* STATED PROBLEM *
Give a count of the lines below that have the string "this" in them, with no other words.

────────────────────

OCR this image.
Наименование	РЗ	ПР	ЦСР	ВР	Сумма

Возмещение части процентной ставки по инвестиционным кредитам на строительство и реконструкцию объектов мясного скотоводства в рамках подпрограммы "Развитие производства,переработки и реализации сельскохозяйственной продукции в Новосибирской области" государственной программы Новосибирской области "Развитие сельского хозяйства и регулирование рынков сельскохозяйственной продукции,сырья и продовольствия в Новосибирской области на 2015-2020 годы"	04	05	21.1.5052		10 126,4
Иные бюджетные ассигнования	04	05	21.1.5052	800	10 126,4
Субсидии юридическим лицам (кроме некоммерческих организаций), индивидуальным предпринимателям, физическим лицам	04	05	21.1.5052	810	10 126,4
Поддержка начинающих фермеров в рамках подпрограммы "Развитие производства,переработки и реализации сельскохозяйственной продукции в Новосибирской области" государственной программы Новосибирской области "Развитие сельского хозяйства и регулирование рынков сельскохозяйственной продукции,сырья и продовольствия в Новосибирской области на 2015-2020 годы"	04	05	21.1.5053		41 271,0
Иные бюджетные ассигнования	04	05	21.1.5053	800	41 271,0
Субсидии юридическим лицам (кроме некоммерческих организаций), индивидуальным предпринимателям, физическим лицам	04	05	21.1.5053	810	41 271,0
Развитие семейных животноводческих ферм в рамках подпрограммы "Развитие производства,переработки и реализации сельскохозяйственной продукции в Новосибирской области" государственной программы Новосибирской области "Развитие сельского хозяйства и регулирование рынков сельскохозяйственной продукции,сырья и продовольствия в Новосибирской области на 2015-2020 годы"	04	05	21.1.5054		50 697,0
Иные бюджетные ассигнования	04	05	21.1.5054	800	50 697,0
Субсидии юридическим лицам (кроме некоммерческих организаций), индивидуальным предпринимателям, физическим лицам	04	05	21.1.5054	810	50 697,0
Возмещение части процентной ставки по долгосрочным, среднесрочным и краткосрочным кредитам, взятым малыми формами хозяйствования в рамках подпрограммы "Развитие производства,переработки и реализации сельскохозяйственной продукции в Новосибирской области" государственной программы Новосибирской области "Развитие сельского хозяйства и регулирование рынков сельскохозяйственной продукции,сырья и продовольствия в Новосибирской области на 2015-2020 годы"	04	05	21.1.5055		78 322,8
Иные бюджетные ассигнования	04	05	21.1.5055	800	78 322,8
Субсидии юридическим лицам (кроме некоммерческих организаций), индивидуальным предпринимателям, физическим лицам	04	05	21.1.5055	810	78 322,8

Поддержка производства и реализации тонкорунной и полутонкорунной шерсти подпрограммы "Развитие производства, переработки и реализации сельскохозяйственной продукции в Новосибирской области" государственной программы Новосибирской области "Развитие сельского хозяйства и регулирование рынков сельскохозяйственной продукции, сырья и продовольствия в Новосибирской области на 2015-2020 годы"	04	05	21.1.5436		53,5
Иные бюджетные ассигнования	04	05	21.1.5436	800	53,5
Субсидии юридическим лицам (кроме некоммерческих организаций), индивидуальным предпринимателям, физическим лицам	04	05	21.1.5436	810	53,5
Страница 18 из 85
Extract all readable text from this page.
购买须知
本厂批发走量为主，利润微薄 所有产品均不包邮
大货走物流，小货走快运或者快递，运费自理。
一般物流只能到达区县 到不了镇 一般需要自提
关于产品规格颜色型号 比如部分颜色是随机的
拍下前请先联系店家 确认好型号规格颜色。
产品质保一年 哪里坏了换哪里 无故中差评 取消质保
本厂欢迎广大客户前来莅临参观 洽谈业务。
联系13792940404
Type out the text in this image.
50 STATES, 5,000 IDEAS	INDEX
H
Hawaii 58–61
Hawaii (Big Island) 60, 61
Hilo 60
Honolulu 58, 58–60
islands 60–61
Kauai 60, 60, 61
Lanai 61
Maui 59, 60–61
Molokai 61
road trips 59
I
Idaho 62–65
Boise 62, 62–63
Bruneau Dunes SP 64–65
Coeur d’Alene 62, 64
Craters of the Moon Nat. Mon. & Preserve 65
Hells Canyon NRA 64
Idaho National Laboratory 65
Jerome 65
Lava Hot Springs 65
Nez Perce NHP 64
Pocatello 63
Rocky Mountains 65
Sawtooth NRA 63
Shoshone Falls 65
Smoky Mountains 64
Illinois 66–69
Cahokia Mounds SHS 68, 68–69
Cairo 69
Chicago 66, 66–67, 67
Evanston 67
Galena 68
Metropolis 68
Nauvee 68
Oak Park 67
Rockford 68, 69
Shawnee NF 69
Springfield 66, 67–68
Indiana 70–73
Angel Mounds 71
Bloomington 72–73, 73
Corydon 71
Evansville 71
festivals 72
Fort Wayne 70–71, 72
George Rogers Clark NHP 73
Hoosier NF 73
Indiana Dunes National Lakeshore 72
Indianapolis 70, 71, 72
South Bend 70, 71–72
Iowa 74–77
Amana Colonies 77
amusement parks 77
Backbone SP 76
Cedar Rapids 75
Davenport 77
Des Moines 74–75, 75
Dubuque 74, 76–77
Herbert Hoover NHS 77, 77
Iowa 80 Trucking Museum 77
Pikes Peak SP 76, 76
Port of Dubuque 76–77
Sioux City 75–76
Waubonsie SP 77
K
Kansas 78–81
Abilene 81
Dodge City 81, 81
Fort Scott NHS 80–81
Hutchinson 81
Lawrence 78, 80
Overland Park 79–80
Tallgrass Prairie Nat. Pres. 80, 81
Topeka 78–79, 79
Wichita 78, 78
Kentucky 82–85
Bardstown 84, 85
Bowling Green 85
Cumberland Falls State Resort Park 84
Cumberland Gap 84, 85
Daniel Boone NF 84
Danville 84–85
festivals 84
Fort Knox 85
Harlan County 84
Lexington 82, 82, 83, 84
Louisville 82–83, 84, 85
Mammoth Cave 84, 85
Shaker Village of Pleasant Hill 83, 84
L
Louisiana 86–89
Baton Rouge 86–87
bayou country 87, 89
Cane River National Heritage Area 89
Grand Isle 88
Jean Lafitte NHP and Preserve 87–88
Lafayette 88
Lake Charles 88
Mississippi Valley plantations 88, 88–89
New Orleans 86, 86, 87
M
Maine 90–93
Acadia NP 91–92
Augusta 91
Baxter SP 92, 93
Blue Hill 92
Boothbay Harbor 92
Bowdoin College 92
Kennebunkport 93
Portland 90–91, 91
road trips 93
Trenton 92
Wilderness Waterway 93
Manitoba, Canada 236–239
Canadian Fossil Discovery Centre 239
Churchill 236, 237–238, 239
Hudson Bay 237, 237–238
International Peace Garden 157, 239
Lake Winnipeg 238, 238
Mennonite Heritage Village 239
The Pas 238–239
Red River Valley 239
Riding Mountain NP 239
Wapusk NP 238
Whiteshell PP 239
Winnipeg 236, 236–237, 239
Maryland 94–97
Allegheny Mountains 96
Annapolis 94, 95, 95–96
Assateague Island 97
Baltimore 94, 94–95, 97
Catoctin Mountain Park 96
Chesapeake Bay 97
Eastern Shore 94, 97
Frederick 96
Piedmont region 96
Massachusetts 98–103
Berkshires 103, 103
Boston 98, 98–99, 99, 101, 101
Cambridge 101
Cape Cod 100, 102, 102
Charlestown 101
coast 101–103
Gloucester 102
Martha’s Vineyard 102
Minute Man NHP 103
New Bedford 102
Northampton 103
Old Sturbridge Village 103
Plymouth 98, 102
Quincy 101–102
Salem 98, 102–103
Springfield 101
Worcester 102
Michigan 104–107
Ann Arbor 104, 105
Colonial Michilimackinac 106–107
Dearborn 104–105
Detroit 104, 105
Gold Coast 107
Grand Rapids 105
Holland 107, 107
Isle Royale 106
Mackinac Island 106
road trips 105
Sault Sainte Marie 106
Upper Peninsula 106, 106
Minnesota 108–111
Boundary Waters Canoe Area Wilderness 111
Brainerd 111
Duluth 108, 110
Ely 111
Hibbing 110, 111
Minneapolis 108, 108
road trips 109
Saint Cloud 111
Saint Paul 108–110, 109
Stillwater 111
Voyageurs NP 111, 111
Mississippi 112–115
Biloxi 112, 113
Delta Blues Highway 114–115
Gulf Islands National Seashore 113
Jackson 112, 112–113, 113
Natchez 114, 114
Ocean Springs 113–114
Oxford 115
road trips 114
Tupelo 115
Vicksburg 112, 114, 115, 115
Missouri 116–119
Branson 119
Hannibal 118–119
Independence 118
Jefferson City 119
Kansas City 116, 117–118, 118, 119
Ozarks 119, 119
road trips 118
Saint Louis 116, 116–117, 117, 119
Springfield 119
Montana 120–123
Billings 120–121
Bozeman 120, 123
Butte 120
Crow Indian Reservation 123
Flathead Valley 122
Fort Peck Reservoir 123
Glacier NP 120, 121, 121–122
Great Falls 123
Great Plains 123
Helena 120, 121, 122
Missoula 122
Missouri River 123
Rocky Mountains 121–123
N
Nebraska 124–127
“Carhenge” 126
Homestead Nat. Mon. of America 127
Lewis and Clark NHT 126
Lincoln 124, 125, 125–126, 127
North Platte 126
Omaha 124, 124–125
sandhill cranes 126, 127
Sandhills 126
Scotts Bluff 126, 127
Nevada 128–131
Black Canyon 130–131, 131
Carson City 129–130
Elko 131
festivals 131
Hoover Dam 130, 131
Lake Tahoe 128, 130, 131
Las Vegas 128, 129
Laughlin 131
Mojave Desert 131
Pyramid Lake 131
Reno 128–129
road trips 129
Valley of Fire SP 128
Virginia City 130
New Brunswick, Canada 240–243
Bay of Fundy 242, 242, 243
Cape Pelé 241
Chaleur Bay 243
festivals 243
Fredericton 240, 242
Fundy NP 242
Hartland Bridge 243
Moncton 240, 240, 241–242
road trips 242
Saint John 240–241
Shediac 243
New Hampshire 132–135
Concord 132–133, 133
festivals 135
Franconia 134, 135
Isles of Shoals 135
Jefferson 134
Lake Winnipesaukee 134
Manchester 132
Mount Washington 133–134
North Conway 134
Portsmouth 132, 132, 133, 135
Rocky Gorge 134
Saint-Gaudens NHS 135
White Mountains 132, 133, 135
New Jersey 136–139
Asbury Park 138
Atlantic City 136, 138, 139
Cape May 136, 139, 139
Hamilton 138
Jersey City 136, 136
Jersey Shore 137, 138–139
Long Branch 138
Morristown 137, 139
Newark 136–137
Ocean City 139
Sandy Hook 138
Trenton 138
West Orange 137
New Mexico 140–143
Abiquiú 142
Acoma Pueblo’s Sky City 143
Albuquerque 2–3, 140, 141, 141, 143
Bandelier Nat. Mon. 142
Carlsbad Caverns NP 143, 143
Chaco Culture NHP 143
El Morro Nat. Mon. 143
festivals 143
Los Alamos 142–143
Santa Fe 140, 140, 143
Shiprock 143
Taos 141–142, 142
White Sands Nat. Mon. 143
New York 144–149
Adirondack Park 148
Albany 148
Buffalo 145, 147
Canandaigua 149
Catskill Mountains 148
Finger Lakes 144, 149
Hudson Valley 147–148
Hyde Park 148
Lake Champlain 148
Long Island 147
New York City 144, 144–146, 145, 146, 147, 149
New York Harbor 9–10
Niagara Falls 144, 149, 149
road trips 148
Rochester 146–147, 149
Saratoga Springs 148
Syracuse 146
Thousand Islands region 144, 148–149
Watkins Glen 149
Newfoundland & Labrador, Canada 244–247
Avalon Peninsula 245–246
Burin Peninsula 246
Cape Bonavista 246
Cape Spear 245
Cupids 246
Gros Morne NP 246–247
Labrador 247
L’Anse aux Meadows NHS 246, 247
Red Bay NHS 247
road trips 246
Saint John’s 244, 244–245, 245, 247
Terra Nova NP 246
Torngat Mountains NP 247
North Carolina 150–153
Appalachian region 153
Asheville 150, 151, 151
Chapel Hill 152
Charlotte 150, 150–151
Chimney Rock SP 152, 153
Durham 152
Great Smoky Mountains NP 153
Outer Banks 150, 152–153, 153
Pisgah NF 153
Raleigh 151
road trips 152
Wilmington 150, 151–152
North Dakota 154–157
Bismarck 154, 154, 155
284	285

────────────────────

* FINISHED ANSWER *
3